(Task instructions): List the lines of this listing that hold the word "title".

(Data for processing):

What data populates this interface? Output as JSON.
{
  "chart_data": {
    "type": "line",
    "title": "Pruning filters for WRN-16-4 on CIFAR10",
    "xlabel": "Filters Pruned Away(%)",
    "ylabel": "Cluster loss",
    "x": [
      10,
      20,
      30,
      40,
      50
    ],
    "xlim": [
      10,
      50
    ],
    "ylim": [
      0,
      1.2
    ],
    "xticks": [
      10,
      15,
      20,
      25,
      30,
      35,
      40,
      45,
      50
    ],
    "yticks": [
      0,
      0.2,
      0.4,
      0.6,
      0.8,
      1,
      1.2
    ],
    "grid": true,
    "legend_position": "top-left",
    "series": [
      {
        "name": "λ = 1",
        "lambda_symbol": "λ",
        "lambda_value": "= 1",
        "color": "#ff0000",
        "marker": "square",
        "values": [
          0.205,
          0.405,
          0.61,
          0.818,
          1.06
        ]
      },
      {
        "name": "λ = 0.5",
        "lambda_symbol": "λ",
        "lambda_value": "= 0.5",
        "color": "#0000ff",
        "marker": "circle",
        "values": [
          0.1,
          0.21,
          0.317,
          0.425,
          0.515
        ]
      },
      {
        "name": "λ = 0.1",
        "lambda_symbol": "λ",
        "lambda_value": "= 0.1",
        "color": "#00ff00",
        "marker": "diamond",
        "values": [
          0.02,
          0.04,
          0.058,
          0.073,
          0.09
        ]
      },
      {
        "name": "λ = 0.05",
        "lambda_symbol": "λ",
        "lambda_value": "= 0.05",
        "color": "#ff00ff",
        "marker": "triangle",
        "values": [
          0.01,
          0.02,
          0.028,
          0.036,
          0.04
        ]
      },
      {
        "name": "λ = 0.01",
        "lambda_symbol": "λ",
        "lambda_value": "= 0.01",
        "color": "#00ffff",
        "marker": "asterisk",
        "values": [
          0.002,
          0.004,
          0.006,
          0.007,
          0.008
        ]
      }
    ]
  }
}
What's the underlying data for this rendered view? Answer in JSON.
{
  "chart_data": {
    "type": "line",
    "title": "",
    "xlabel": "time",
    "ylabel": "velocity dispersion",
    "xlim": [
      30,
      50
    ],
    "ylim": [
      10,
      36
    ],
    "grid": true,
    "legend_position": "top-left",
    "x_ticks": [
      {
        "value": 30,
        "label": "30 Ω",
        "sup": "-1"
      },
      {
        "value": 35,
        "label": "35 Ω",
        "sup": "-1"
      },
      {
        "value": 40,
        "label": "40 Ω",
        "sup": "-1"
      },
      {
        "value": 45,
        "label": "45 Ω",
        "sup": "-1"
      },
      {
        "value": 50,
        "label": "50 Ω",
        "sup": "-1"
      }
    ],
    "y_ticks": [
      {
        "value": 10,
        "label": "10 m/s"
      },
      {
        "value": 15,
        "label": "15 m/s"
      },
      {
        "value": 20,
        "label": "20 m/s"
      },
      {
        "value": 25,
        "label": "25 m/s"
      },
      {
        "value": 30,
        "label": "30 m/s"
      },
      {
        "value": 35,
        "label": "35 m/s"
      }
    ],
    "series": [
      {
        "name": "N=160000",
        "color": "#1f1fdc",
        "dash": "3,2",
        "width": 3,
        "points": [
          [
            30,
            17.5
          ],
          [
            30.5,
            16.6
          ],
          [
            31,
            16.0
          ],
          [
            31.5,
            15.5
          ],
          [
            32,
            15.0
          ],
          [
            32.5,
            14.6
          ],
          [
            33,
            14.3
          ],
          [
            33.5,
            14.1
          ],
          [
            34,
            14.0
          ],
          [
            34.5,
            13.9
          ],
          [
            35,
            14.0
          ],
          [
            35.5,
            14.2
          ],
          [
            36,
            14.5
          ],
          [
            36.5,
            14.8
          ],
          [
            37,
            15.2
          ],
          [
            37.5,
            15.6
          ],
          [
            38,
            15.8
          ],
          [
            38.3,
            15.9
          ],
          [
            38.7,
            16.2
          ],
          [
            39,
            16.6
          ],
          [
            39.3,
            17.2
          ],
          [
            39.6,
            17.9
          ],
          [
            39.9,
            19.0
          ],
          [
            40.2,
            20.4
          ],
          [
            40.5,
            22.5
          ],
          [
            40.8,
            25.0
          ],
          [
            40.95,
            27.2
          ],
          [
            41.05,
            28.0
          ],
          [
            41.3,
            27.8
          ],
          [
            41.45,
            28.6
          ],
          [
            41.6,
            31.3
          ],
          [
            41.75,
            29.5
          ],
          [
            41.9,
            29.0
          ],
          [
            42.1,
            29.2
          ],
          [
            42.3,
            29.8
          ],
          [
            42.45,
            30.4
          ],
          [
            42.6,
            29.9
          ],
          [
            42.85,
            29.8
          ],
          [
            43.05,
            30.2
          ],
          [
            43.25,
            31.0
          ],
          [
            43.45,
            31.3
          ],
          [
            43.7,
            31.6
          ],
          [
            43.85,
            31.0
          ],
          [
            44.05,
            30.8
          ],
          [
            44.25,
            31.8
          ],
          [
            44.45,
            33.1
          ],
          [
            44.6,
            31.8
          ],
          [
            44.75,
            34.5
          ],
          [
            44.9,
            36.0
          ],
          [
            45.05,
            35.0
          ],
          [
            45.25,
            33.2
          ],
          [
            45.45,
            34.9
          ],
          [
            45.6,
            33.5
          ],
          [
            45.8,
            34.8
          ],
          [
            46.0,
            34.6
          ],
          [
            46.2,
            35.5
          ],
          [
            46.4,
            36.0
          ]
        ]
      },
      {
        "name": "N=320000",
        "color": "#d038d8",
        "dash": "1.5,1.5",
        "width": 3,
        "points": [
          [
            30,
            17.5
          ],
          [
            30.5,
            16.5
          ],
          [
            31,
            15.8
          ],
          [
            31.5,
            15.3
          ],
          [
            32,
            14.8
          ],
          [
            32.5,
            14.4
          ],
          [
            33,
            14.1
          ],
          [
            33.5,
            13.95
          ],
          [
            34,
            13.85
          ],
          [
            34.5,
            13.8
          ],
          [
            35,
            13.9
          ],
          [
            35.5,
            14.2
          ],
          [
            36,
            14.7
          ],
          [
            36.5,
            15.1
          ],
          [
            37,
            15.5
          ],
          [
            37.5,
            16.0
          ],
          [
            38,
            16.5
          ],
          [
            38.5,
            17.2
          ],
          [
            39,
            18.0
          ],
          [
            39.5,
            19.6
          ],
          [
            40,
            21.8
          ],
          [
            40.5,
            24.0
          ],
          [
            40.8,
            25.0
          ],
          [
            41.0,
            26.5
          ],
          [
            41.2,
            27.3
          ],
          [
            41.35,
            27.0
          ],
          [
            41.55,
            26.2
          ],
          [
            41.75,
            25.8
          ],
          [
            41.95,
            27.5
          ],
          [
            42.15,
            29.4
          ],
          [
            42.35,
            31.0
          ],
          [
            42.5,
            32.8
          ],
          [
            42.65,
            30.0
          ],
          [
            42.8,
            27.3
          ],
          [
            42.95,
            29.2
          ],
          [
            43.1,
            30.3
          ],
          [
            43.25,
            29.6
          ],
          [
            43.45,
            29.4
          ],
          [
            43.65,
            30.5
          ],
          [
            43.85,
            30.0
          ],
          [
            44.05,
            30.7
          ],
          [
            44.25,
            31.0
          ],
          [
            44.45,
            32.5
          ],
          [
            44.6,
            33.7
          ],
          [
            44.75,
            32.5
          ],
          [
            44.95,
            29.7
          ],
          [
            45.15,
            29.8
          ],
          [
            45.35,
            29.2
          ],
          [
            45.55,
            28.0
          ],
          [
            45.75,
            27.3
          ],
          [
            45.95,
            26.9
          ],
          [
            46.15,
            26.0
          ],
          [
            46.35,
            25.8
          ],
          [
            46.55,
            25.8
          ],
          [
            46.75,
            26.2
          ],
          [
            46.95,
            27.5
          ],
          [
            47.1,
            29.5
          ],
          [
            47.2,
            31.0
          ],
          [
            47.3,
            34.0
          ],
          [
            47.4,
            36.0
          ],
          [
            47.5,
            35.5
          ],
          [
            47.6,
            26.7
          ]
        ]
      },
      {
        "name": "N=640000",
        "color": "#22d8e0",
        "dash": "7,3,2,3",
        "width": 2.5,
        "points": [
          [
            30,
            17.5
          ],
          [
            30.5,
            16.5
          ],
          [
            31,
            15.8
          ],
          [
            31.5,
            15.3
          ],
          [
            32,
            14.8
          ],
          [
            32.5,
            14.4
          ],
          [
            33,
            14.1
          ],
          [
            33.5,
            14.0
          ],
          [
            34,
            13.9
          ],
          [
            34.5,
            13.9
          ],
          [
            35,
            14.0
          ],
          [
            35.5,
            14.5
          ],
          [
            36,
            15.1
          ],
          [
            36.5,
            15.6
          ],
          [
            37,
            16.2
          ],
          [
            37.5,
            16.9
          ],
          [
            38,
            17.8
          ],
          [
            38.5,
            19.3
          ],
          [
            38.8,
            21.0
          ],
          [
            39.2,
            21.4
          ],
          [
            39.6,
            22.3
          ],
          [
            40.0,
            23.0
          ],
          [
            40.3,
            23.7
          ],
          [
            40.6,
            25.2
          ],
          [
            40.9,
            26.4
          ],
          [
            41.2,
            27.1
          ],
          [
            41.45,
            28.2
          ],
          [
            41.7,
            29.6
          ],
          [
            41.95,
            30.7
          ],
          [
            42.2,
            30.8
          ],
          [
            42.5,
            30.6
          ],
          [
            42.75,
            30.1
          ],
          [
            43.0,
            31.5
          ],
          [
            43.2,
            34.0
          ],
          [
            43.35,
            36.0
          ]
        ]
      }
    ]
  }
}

(Worked answer):
    "title": "Pruning filters for WRN-16-4 on CIFAR10",
    "title": "",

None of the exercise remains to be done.